◆ TASK GOAL ◆
In the records below, find each line with the word "desc" and copy it.

Data items
-.-.-

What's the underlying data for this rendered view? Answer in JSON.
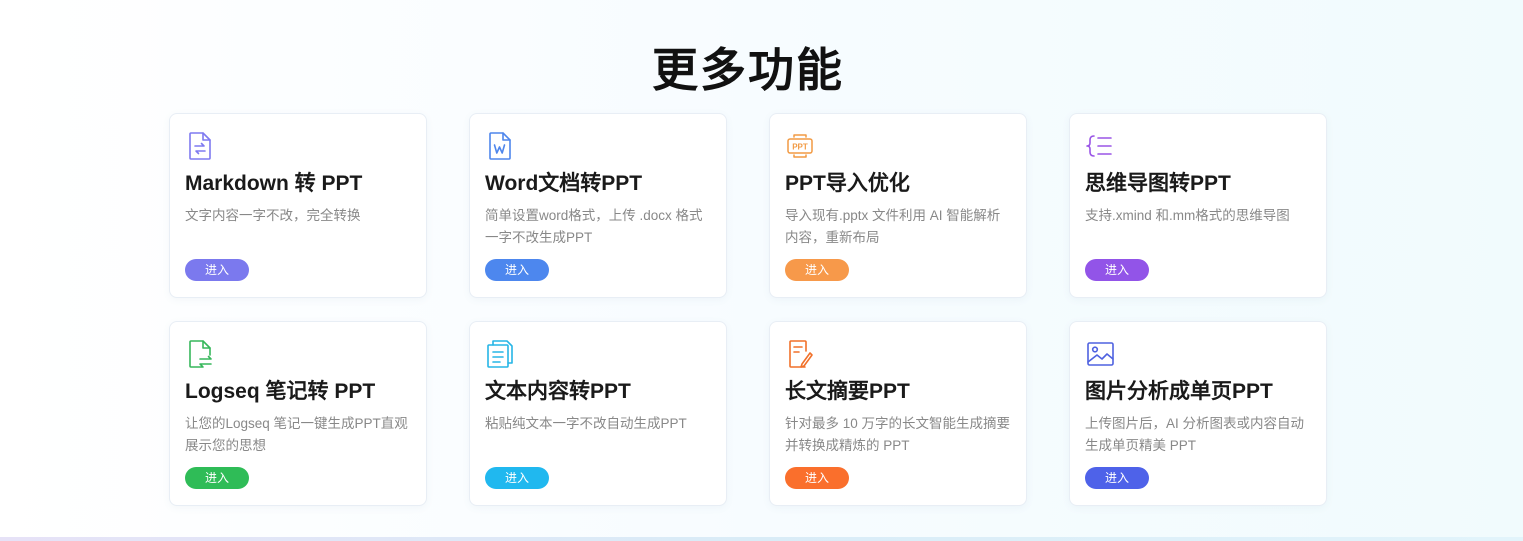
{
  "section": {
    "title": "更多功能"
  },
  "cards": [
    {
      "title": "Markdown 转 PPT",
      "desc": "文字内容一字不改，完全转换",
      "button": "进入",
      "icon": "markdown-file-icon",
      "color": "#7f7af0",
      "btn_color": "#7b79ee"
    },
    {
      "title": "Word文档转PPT",
      "desc": "简单设置word格式，上传 .docx 格式一字不改生成PPT",
      "button": "进入",
      "icon": "word-file-icon",
      "color": "#4e86ec",
      "btn_color": "#4d87ee"
    },
    {
      "title": "PPT导入优化",
      "desc": "导入现有.pptx 文件利用 AI 智能解析内容，重新布局",
      "button": "进入",
      "icon": "ppt-import-icon",
      "color": "#f29a43",
      "btn_color": "#f7994a"
    },
    {
      "title": "思维导图转PPT",
      "desc": "支持.xmind 和.mm格式的思维导图",
      "button": "进入",
      "icon": "mindmap-icon",
      "color": "#9a55e6",
      "btn_color": "#9254e8"
    },
    {
      "title": "Logseq 笔记转 PPT",
      "desc": "让您的Logseq 笔记一键生成PPT直观展示您的思想",
      "button": "进入",
      "icon": "logseq-file-icon",
      "color": "#37b75b",
      "btn_color": "#2fbc57"
    },
    {
      "title": "文本内容转PPT",
      "desc": "粘贴纯文本一字不改自动生成PPT",
      "button": "进入",
      "icon": "text-document-icon",
      "color": "#26b5e6",
      "btn_color": "#20b8ef"
    },
    {
      "title": "长文摘要PPT",
      "desc": "针对最多 10 万字的长文智能生成摘要并转换成精炼的 PPT",
      "button": "进入",
      "icon": "long-text-edit-icon",
      "color": "#f1712a",
      "btn_color": "#fa6f2c"
    },
    {
      "title": "图片分析成单页PPT",
      "desc": "上传图片后，AI 分析图表或内容自动生成单页精美 PPT",
      "button": "进入",
      "icon": "image-icon",
      "color": "#4f62e0",
      "btn_color": "#4e62e9"
    }
  ]
}
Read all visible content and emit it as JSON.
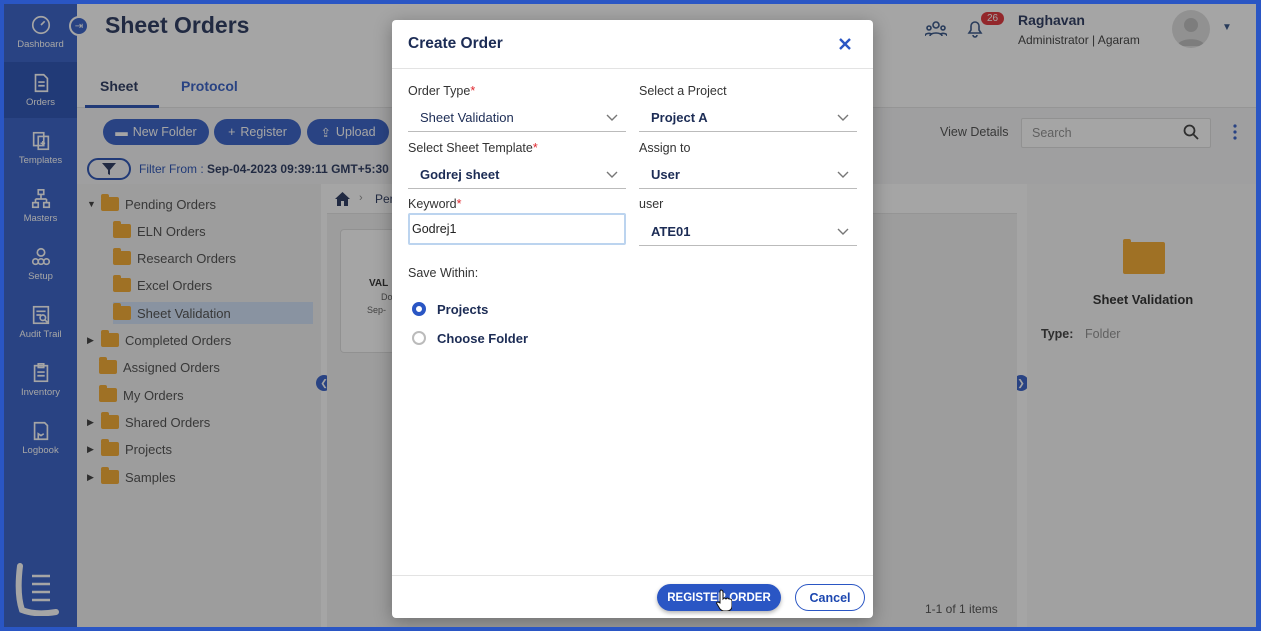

-.-.-

◆ TASK ANSWER ◆
      "desc": "文字内容一字不改，完全转换",
      "desc": "简单设置word格式，上传 .docx 格式一字不改生成PPT",
      "desc": "导入现有.pptx 文件利用 AI 智能解析内容，重新布局",
      "desc": "支持.xmind 和.mm格式的思维导图",
      "desc": "让您的Logseq 笔记一键生成PPT直观展示您的思想",
      "desc": "粘贴纯文本一字不改自动生成PPT",
      "desc": "针对最多 10 万字的长文智能生成摘要并转换成精炼的 PPT",
      "desc": "上传图片后，AI 分析图表或内容自动生成单页精美 PPT",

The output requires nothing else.